WORK TO COMPLETE: Transcribe the material verbatim in full; the pictures do not belong in the copy.

------ WORKING DATA ------

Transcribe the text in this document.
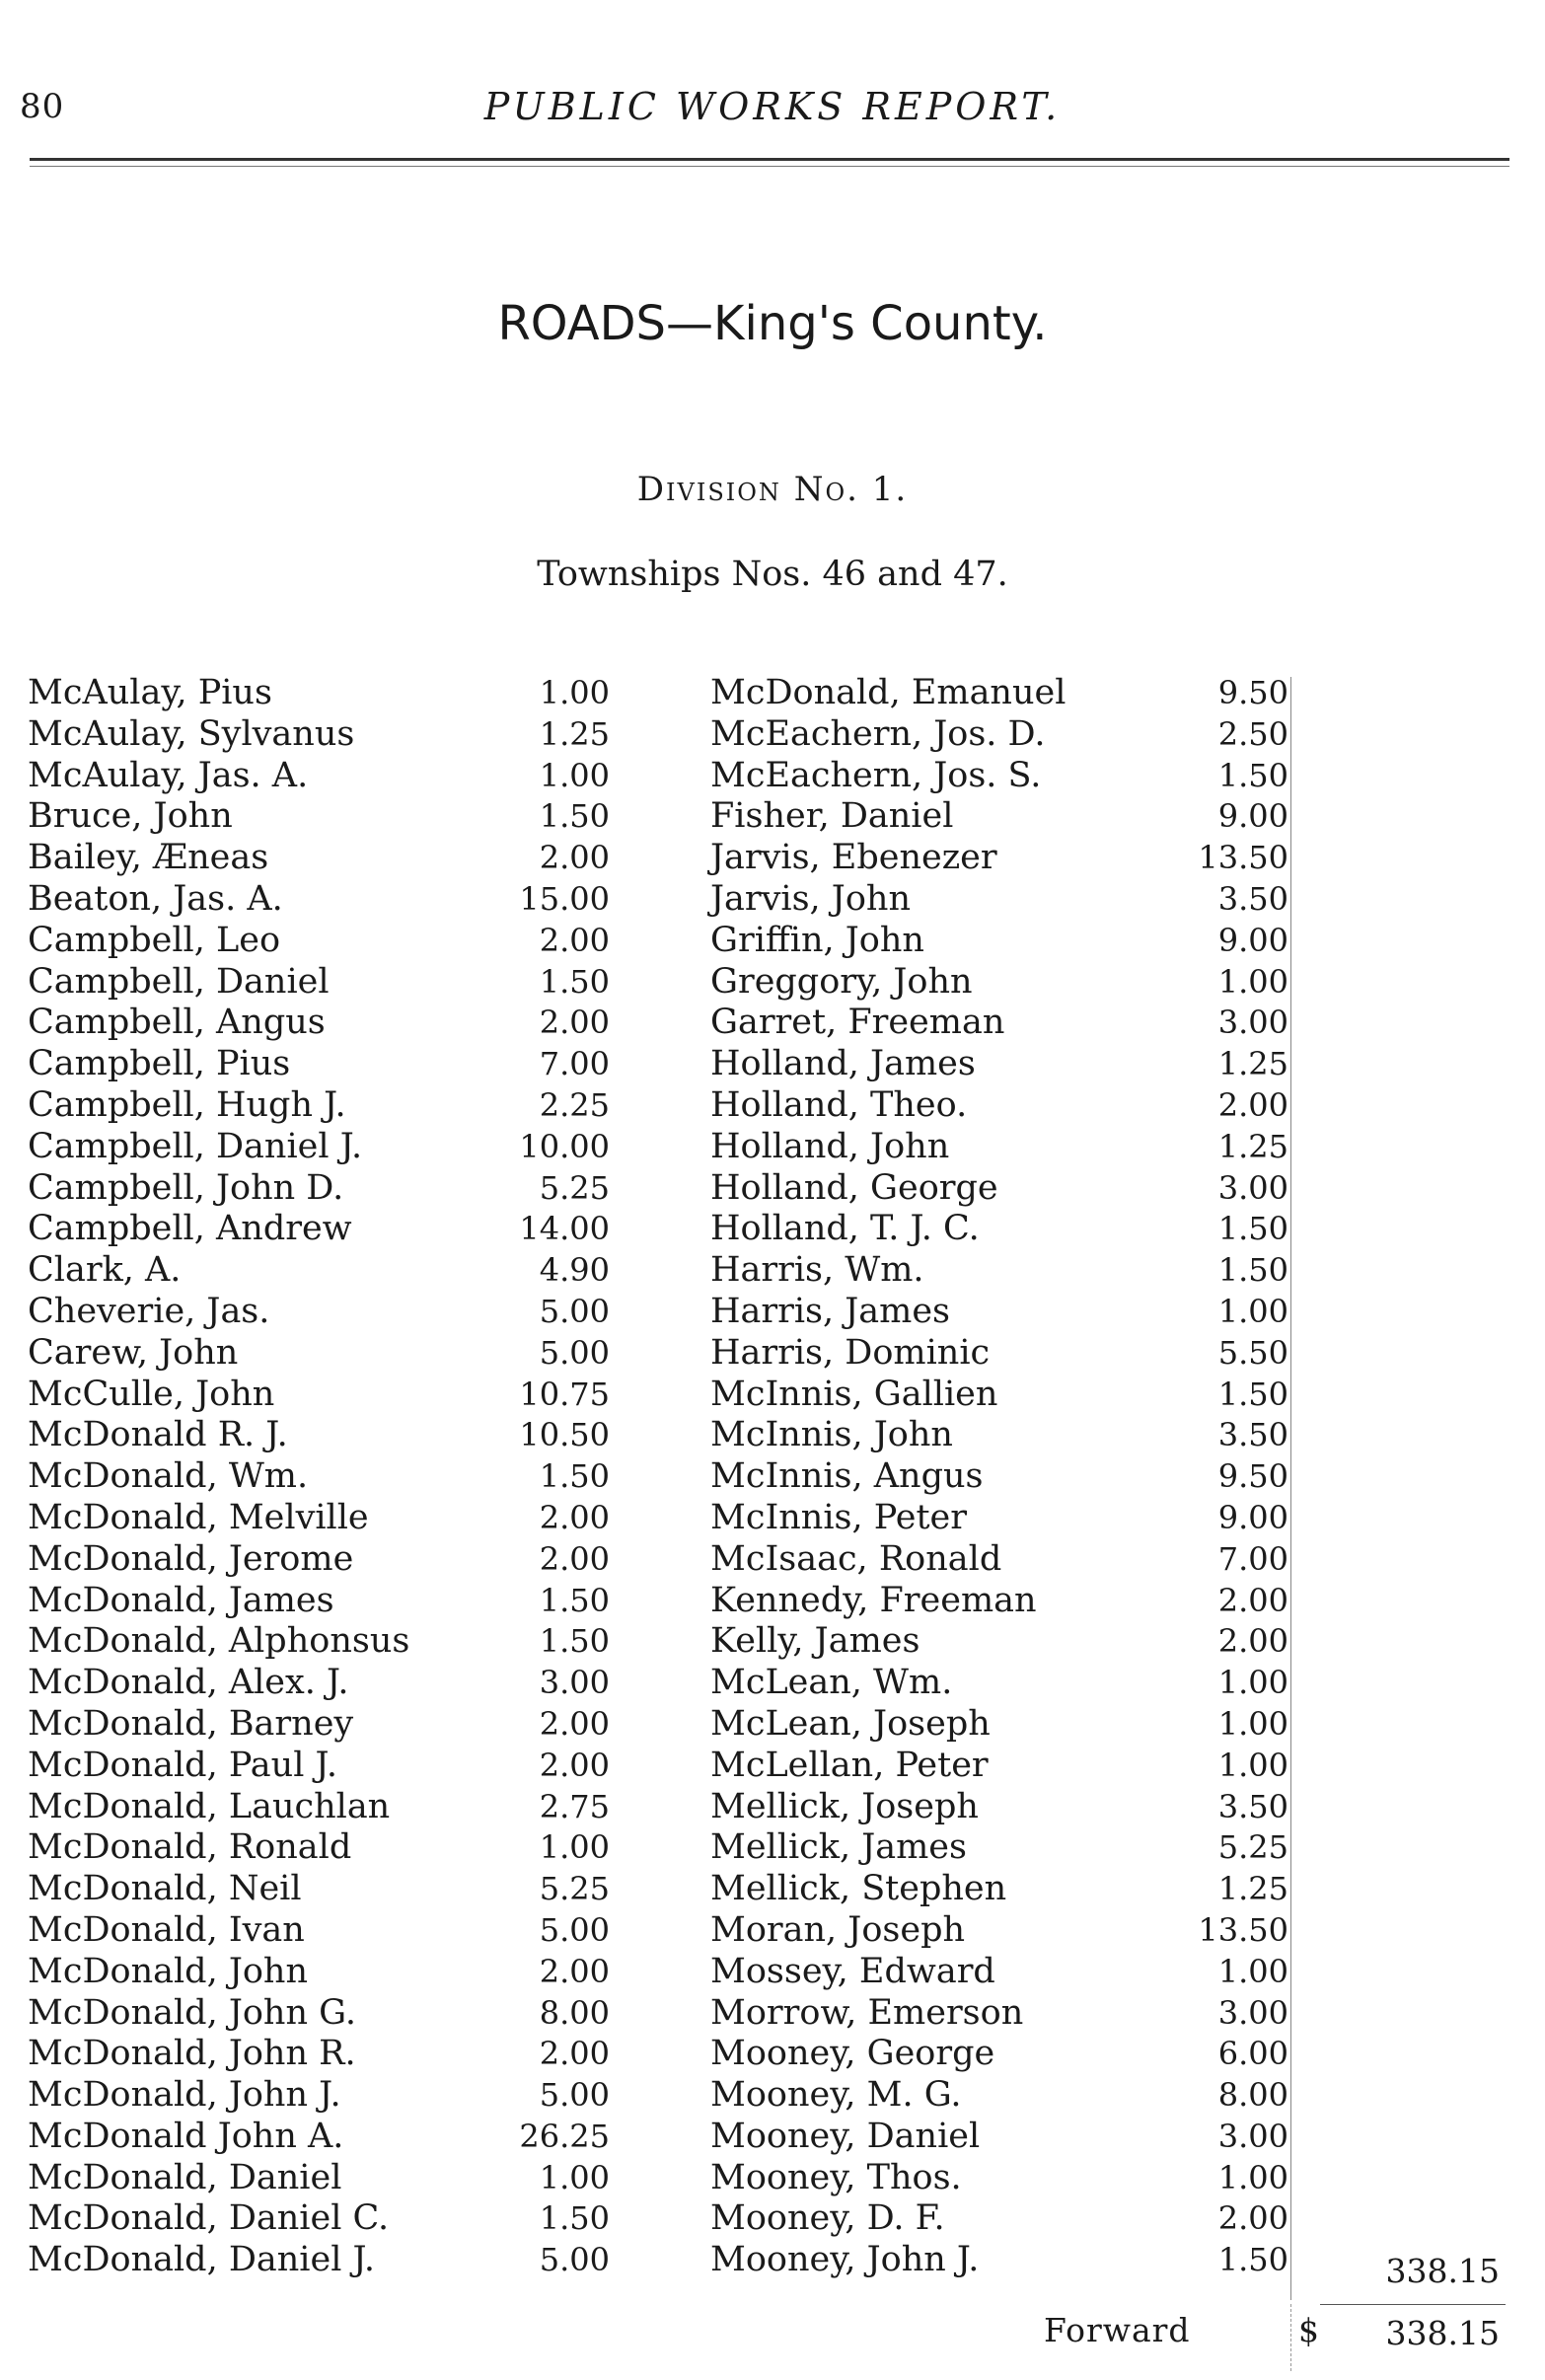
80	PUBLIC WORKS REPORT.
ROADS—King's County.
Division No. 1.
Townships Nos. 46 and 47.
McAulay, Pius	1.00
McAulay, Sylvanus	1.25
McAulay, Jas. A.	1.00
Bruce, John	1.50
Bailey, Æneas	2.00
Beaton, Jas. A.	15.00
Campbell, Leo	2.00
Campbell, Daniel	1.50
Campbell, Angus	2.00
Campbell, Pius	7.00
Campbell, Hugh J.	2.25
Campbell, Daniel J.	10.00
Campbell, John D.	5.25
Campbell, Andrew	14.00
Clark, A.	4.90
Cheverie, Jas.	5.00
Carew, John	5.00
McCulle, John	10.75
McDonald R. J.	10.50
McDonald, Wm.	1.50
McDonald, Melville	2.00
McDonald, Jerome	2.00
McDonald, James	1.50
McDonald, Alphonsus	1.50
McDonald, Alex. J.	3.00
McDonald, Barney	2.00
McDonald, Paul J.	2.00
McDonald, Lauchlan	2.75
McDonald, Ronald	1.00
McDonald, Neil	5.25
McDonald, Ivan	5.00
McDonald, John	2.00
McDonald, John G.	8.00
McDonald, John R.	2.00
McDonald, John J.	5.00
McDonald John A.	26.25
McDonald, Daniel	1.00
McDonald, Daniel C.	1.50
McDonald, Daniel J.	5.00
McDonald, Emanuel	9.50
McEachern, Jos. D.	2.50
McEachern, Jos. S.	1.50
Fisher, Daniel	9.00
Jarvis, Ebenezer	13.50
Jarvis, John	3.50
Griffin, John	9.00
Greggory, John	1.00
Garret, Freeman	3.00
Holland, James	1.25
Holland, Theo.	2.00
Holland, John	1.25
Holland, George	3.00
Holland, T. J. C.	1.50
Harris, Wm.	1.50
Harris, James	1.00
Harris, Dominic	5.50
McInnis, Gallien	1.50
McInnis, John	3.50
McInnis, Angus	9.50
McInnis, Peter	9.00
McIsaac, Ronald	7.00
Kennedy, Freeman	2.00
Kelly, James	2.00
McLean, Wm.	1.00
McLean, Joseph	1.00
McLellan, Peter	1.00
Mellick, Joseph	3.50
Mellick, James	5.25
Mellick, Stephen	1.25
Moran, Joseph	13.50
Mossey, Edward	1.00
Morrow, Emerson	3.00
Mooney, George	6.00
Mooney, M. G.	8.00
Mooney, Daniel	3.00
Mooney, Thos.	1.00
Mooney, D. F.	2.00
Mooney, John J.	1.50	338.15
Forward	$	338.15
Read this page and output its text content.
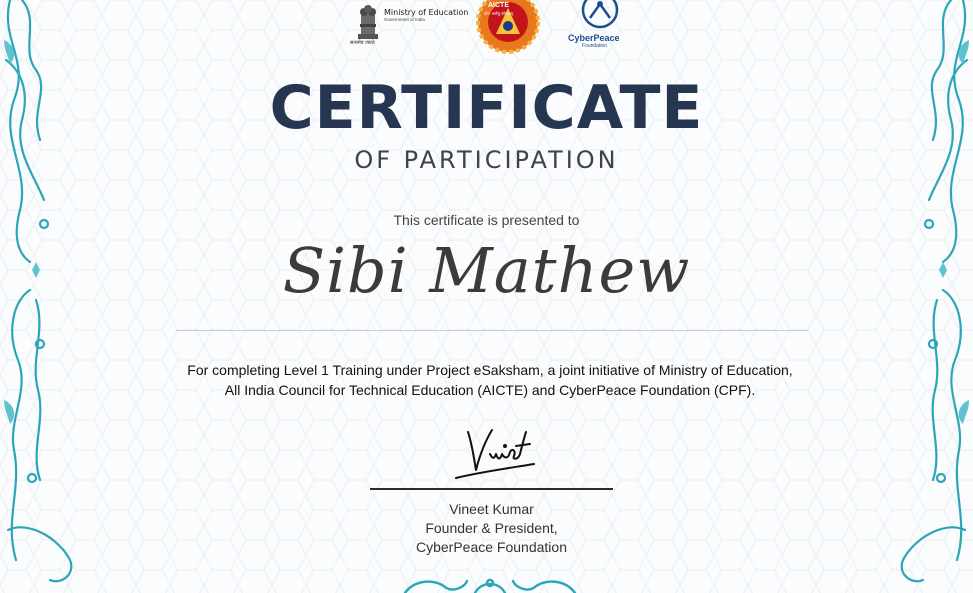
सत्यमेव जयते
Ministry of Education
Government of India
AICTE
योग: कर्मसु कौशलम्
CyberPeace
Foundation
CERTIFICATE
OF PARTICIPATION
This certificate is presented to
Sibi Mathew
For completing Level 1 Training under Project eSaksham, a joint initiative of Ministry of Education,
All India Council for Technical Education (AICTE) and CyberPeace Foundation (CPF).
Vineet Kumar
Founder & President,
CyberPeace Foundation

------

WORKED SOLUTION:
Transcribe the text in this document.
80	PUBLIC WORKS REPORT.
ROADS—King's County.
Division No. 1.
Townships Nos. 46 and 47.
McAulay, Pius	1.00
McAulay, Sylvanus	1.25
McAulay, Jas. A.	1.00
Bruce, John	1.50
Bailey, Æneas	2.00
Beaton, Jas. A.	15.00
Campbell, Leo	2.00
Campbell, Daniel	1.50
Campbell, Angus	2.00
Campbell, Pius	7.00
Campbell, Hugh J.	2.25
Campbell, Daniel J.	10.00
Campbell, John D.	5.25
Campbell, Andrew	14.00
Clark, A.	4.90
Cheverie, Jas.	5.00
Carew, John	5.00
McCulle, John	10.75
McDonald R. J.	10.50
McDonald, Wm.	1.50
McDonald, Melville	2.00
McDonald, Jerome	2.00
McDonald, James	1.50
McDonald, Alphonsus	1.50
McDonald, Alex. J.	3.00
McDonald, Barney	2.00
McDonald, Paul J.	2.00
McDonald, Lauchlan	2.75
McDonald, Ronald	1.00
McDonald, Neil	5.25
McDonald, Ivan	5.00
McDonald, John	2.00
McDonald, John G.	8.00
McDonald, John R.	2.00
McDonald, John J.	5.00
McDonald John A.	26.25
McDonald, Daniel	1.00
McDonald, Daniel C.	1.50
McDonald, Daniel J.	5.00
McDonald, Emanuel	9.50
McEachern, Jos. D.	2.50
McEachern, Jos. S.	1.50
Fisher, Daniel	9.00
Jarvis, Ebenezer	13.50
Jarvis, John	3.50
Griffin, John	9.00
Greggory, John	1.00
Garret, Freeman	3.00
Holland, James	1.25
Holland, Theo.	2.00
Holland, John	1.25
Holland, George	3.00
Holland, T. J. C.	1.50
Harris, Wm.	1.50
Harris, James	1.00
Harris, Dominic	5.50
McInnis, Gallien	1.50
McInnis, John	3.50
McInnis, Angus	9.50
McInnis, Peter	9.00
McIsaac, Ronald	7.00
Kennedy, Freeman	2.00
Kelly, James	2.00
McLean, Wm.	1.00
McLean, Joseph	1.00
McLellan, Peter	1.00
Mellick, Joseph	3.50
Mellick, James	5.25
Mellick, Stephen	1.25
Moran, Joseph	13.50
Mossey, Edward	1.00
Morrow, Emerson	3.00
Mooney, George	6.00
Mooney, M. G.	8.00
Mooney, Daniel	3.00
Mooney, Thos.	1.00
Mooney, D. F.	2.00
Mooney, John J.	1.50	338.15
Forward	$	338.15
Read this page and output its text content.
सत्यमेव जयते
Ministry of Education
Government of India
AICTE
योग: कर्मसु कौशलम्
CyberPeace
Foundation
CERTIFICATE
OF PARTICIPATION
This certificate is presented to
Sibi Mathew
For completing Level 1 Training under Project eSaksham, a joint initiative of Ministry of Education,
All India Council for Technical Education (AICTE) and CyberPeace Foundation (CPF).
Vineet Kumar
Founder & President,
CyberPeace Foundation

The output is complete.